Given instruction >>
Find the lines with "right" in them and copy them out.

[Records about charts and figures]
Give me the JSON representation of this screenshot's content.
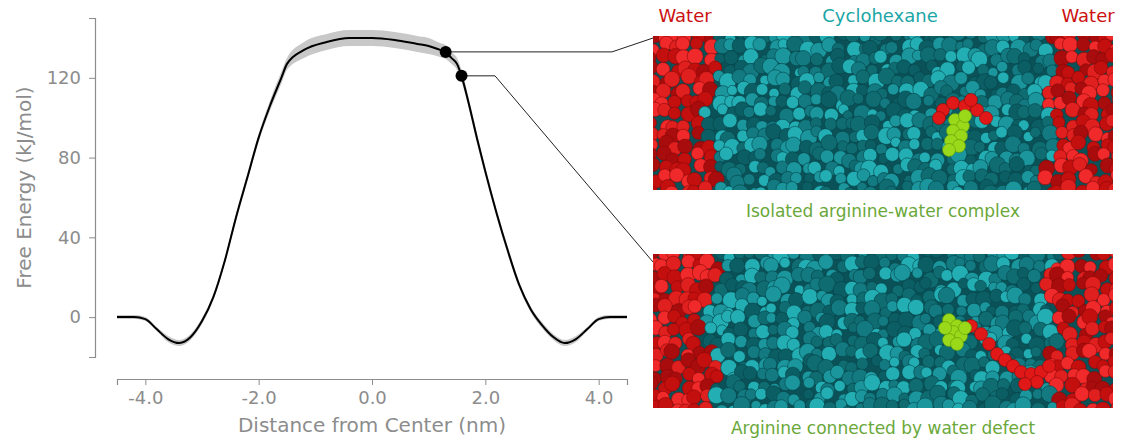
{
  "chart_data": {
    "type": "line",
    "xlabel": "Distance from Center (nm)",
    "ylabel": "Free Energy (kJ/mol)",
    "color": "#000000",
    "x": [
      -4.5,
      -4.2,
      -4.0,
      -3.8,
      -3.6,
      -3.4,
      -3.2,
      -3.0,
      -2.8,
      -2.6,
      -2.4,
      -2.2,
      -2.0,
      -1.8,
      -1.6,
      -1.5,
      -1.2,
      -0.8,
      -0.4,
      0.0,
      0.4,
      0.8,
      1.0,
      1.2,
      1.3,
      1.4,
      1.5,
      1.58,
      1.7,
      1.85,
      2.0,
      2.2,
      2.4,
      2.6,
      2.8,
      3.0,
      3.2,
      3.4,
      3.6,
      3.8,
      4.0,
      4.2,
      4.5
    ],
    "values": [
      0,
      0,
      -1,
      -6,
      -11,
      -13,
      -10,
      -2,
      10,
      28,
      50,
      70,
      90,
      106,
      120,
      127,
      134,
      138,
      140,
      140,
      139,
      137,
      136,
      134,
      133,
      130,
      127,
      121,
      108,
      90,
      73,
      52,
      33,
      16,
      4,
      -4,
      -10,
      -13,
      -11,
      -6,
      -1,
      0,
      0
    ],
    "error": [
      1,
      1,
      1,
      1,
      1.5,
      1.5,
      1.5,
      1.5,
      1.5,
      1.5,
      2,
      2,
      2,
      2.5,
      3,
      3,
      4,
      4,
      4,
      4,
      4,
      4,
      4,
      3.5,
      3.5,
      3,
      3,
      3,
      2.5,
      2.5,
      2,
      2,
      2,
      1.5,
      1.5,
      1.5,
      1.5,
      1.5,
      1.5,
      1,
      1,
      1,
      1
    ],
    "xlim": [
      -4.5,
      4.5
    ],
    "ylim": [
      -20,
      150
    ],
    "xticks": [
      {
        "value": -4,
        "label": "-4.0"
      },
      {
        "value": -2,
        "label": "-2.0"
      },
      {
        "value": 0,
        "label": "0.0"
      },
      {
        "value": 2,
        "label": "2.0"
      },
      {
        "value": 4,
        "label": "4.0"
      }
    ],
    "yticks": [
      0,
      40,
      80,
      120
    ],
    "grid": false,
    "headers": [
      "Water",
      "Cyclohexane",
      "Water"
    ],
    "highlights": [
      {
        "x": 1.3,
        "y": 133,
        "caption": "Isolated arginine-water complex"
      },
      {
        "x": 1.58,
        "y": 121,
        "caption": "Arginine connected by water defect"
      }
    ]
  }
}
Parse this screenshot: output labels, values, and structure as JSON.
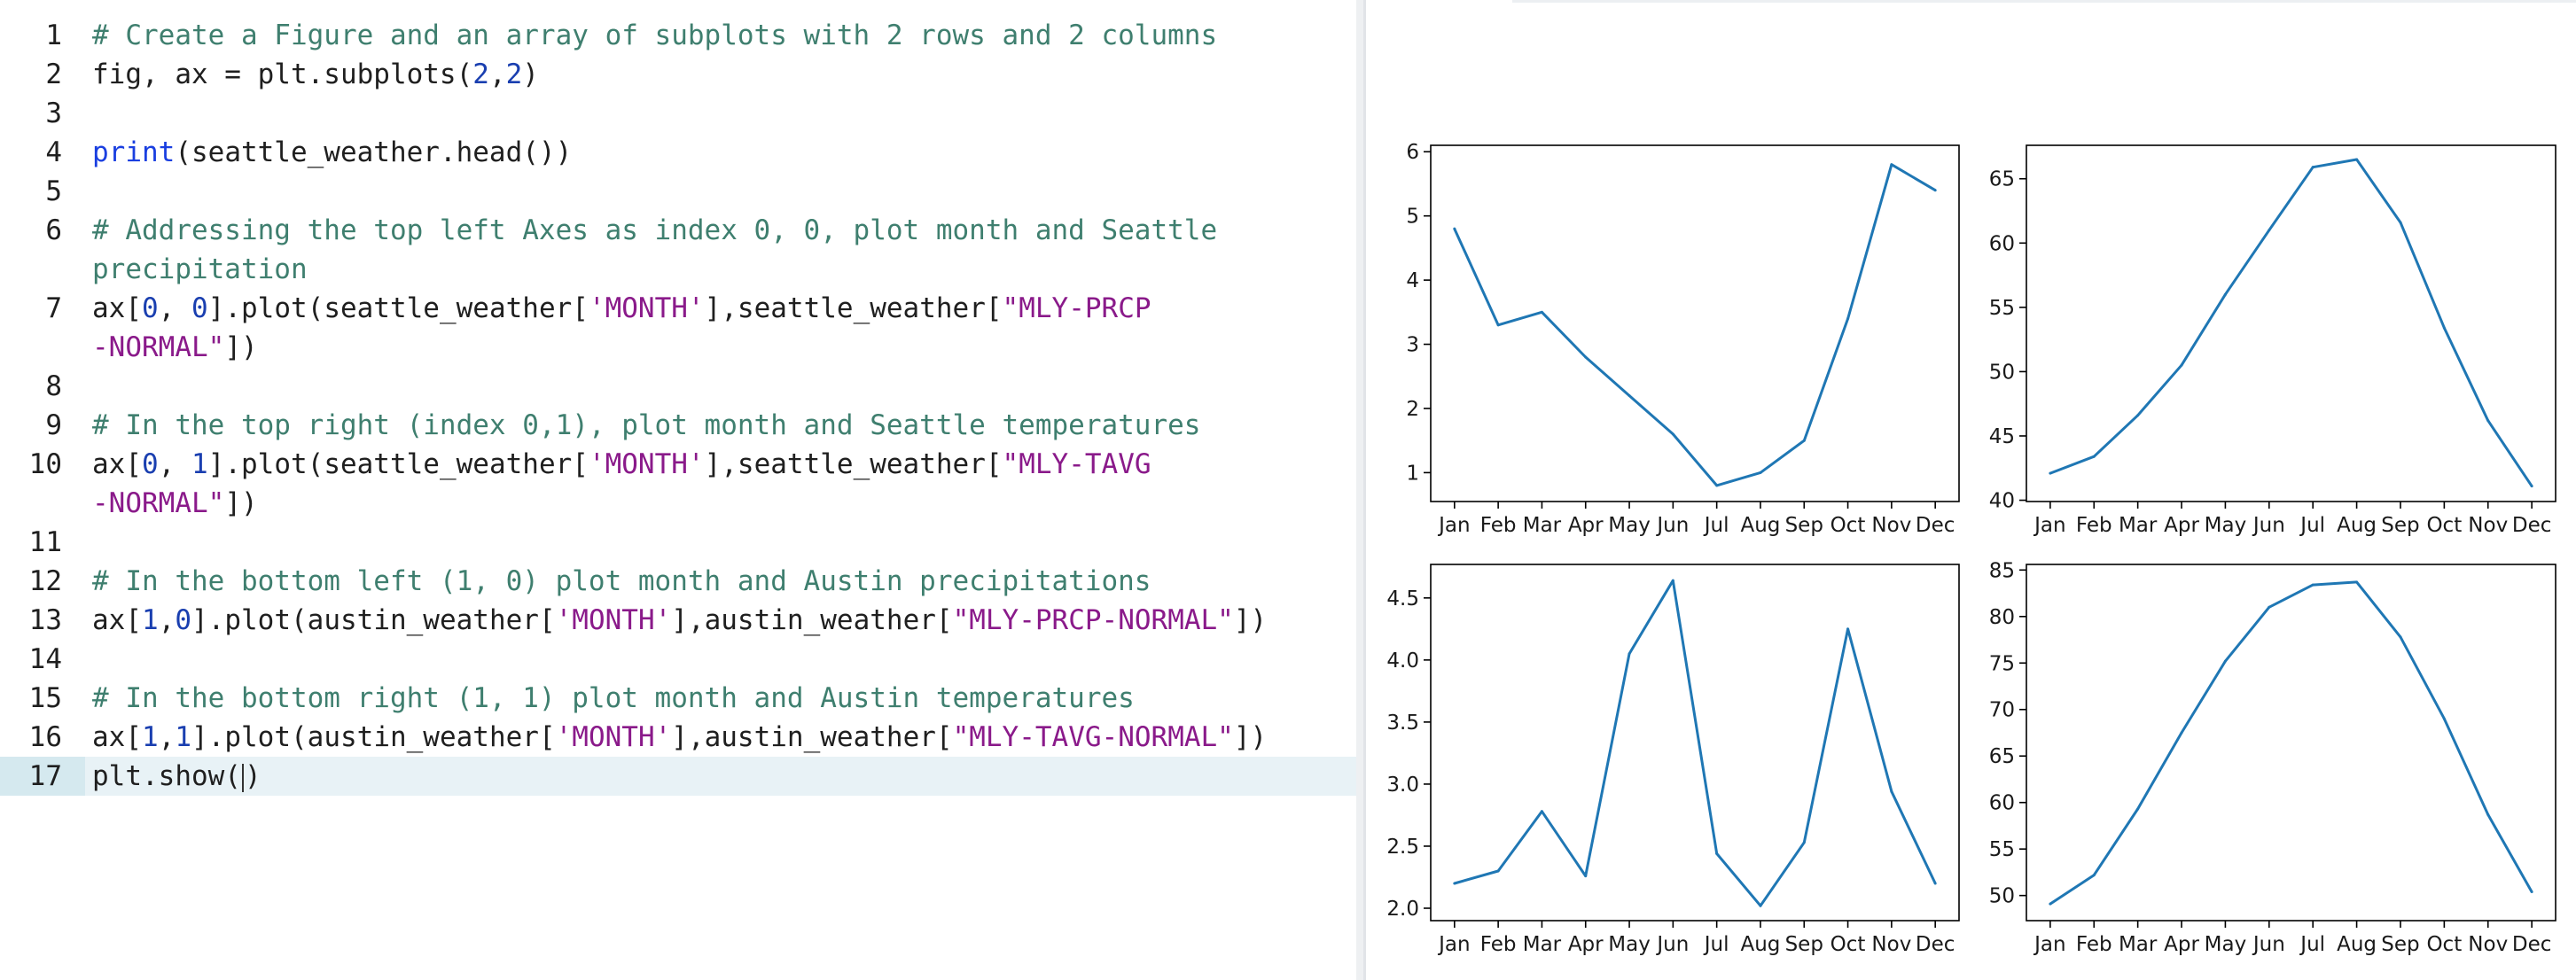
{
  "editor": {
    "lines": [
      {
        "num": "1",
        "tokens": [
          {
            "t": "comment",
            "v": "# Create a Figure and an array of subplots with 2 rows and 2 columns"
          }
        ]
      },
      {
        "num": "2",
        "tokens": [
          {
            "t": "plain",
            "v": "fig, ax = plt.subplots("
          },
          {
            "t": "number",
            "v": "2"
          },
          {
            "t": "plain",
            "v": ","
          },
          {
            "t": "number",
            "v": "2"
          },
          {
            "t": "plain",
            "v": ")"
          }
        ]
      },
      {
        "num": "3",
        "tokens": []
      },
      {
        "num": "4",
        "tokens": [
          {
            "t": "builtin",
            "v": "print"
          },
          {
            "t": "plain",
            "v": "(seattle_weather.head())"
          }
        ]
      },
      {
        "num": "5",
        "tokens": []
      },
      {
        "num": "6",
        "tokens": [
          {
            "t": "comment",
            "v": "# Addressing the top left Axes as index 0, 0, plot month and Seattle"
          }
        ]
      },
      {
        "num": "",
        "tokens": [
          {
            "t": "comment",
            "v": "precipitation"
          }
        ]
      },
      {
        "num": "7",
        "tokens": [
          {
            "t": "plain",
            "v": "ax["
          },
          {
            "t": "number",
            "v": "0"
          },
          {
            "t": "plain",
            "v": ", "
          },
          {
            "t": "number",
            "v": "0"
          },
          {
            "t": "plain",
            "v": "].plot(seattle_weather["
          },
          {
            "t": "string",
            "v": "'MONTH'"
          },
          {
            "t": "plain",
            "v": "],seattle_weather["
          },
          {
            "t": "string",
            "v": "\"MLY-PRCP"
          }
        ]
      },
      {
        "num": "",
        "tokens": [
          {
            "t": "string",
            "v": "-NORMAL\""
          },
          {
            "t": "plain",
            "v": "])"
          }
        ]
      },
      {
        "num": "8",
        "tokens": []
      },
      {
        "num": "9",
        "tokens": [
          {
            "t": "comment",
            "v": "# In the top right (index 0,1), plot month and Seattle temperatures"
          }
        ]
      },
      {
        "num": "10",
        "tokens": [
          {
            "t": "plain",
            "v": "ax["
          },
          {
            "t": "number",
            "v": "0"
          },
          {
            "t": "plain",
            "v": ", "
          },
          {
            "t": "number",
            "v": "1"
          },
          {
            "t": "plain",
            "v": "].plot(seattle_weather["
          },
          {
            "t": "string",
            "v": "'MONTH'"
          },
          {
            "t": "plain",
            "v": "],seattle_weather["
          },
          {
            "t": "string",
            "v": "\"MLY-TAVG"
          }
        ]
      },
      {
        "num": "",
        "tokens": [
          {
            "t": "string",
            "v": "-NORMAL\""
          },
          {
            "t": "plain",
            "v": "])"
          }
        ]
      },
      {
        "num": "11",
        "tokens": []
      },
      {
        "num": "12",
        "tokens": [
          {
            "t": "comment",
            "v": "# In the bottom left (1, 0) plot month and Austin precipitations"
          }
        ]
      },
      {
        "num": "13",
        "tokens": [
          {
            "t": "plain",
            "v": "ax["
          },
          {
            "t": "number",
            "v": "1"
          },
          {
            "t": "plain",
            "v": ","
          },
          {
            "t": "number",
            "v": "0"
          },
          {
            "t": "plain",
            "v": "].plot(austin_weather["
          },
          {
            "t": "string",
            "v": "'MONTH'"
          },
          {
            "t": "plain",
            "v": "],austin_weather["
          },
          {
            "t": "string",
            "v": "\"MLY-PRCP-NORMAL\""
          },
          {
            "t": "plain",
            "v": "])"
          }
        ]
      },
      {
        "num": "14",
        "tokens": []
      },
      {
        "num": "15",
        "tokens": [
          {
            "t": "comment",
            "v": "# In the bottom right (1, 1) plot month and Austin temperatures"
          }
        ]
      },
      {
        "num": "16",
        "tokens": [
          {
            "t": "plain",
            "v": "ax["
          },
          {
            "t": "number",
            "v": "1"
          },
          {
            "t": "plain",
            "v": ","
          },
          {
            "t": "number",
            "v": "1"
          },
          {
            "t": "plain",
            "v": "].plot(austin_weather["
          },
          {
            "t": "string",
            "v": "'MONTH'"
          },
          {
            "t": "plain",
            "v": "],austin_weather["
          },
          {
            "t": "string",
            "v": "\"MLY-TAVG-NORMAL\""
          },
          {
            "t": "plain",
            "v": "])"
          }
        ]
      },
      {
        "num": "17",
        "active": true,
        "tokens": [
          {
            "t": "plain",
            "v": "plt.show("
          },
          {
            "t": "cursor",
            "v": ""
          },
          {
            "t": "plain",
            "v": ")"
          }
        ]
      }
    ],
    "colors": {
      "comment": "#3f7f6f",
      "builtin": "#1a3fe0",
      "string": "#8a1a8a",
      "number": "#1a3fb0",
      "active_line": "#e8f2f6"
    }
  },
  "chart_data": [
    {
      "type": "line",
      "categories": [
        "Jan",
        "Feb",
        "Mar",
        "Apr",
        "May",
        "Jun",
        "Jul",
        "Aug",
        "Sep",
        "Oct",
        "Nov",
        "Dec"
      ],
      "values": [
        4.8,
        3.3,
        3.5,
        2.8,
        2.2,
        1.6,
        0.8,
        1.0,
        1.5,
        3.4,
        5.8,
        5.4
      ],
      "yticks": [
        1,
        2,
        3,
        4,
        5,
        6
      ],
      "ytick_labels": [
        "1",
        "2",
        "3",
        "4",
        "5",
        "6"
      ],
      "ylim": [
        0.55,
        6.1
      ],
      "color": "#1f77b4"
    },
    {
      "type": "line",
      "categories": [
        "Jan",
        "Feb",
        "Mar",
        "Apr",
        "May",
        "Jun",
        "Jul",
        "Aug",
        "Sep",
        "Oct",
        "Nov",
        "Dec"
      ],
      "values": [
        42.1,
        43.4,
        46.6,
        50.5,
        56.0,
        61.0,
        65.9,
        66.5,
        61.6,
        53.4,
        46.2,
        41.1
      ],
      "yticks": [
        40,
        45,
        50,
        55,
        60,
        65
      ],
      "ytick_labels": [
        "40",
        "45",
        "50",
        "55",
        "60",
        "65"
      ],
      "ylim": [
        39.9,
        67.6
      ],
      "color": "#1f77b4"
    },
    {
      "type": "line",
      "categories": [
        "Jan",
        "Feb",
        "Mar",
        "Apr",
        "May",
        "Jun",
        "Jul",
        "Aug",
        "Sep",
        "Oct",
        "Nov",
        "Dec"
      ],
      "values": [
        2.2,
        2.3,
        2.78,
        2.26,
        4.05,
        4.64,
        2.44,
        2.02,
        2.53,
        4.25,
        2.94,
        2.2
      ],
      "yticks": [
        2.0,
        2.5,
        3.0,
        3.5,
        4.0,
        4.5
      ],
      "ytick_labels": [
        "2.0",
        "2.5",
        "3.0",
        "3.5",
        "4.0",
        "4.5"
      ],
      "ylim": [
        1.9,
        4.77
      ],
      "color": "#1f77b4"
    },
    {
      "type": "line",
      "categories": [
        "Jan",
        "Feb",
        "Mar",
        "Apr",
        "May",
        "Jun",
        "Jul",
        "Aug",
        "Sep",
        "Oct",
        "Nov",
        "Dec"
      ],
      "values": [
        49.1,
        52.2,
        59.3,
        67.5,
        75.2,
        81.0,
        83.4,
        83.7,
        77.8,
        69.0,
        58.7,
        50.4
      ],
      "yticks": [
        50,
        55,
        60,
        65,
        70,
        75,
        80,
        85
      ],
      "ytick_labels": [
        "50",
        "55",
        "60",
        "65",
        "70",
        "75",
        "80",
        "85"
      ],
      "ylim": [
        47.3,
        85.6
      ],
      "color": "#1f77b4"
    }
  ]
}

Expected output >>
            "v": "# In the top right (index 0,1), plot month and Seattle temperatures"
            "v": "# In the bottom right (1, 1) plot month and Austin temperatures"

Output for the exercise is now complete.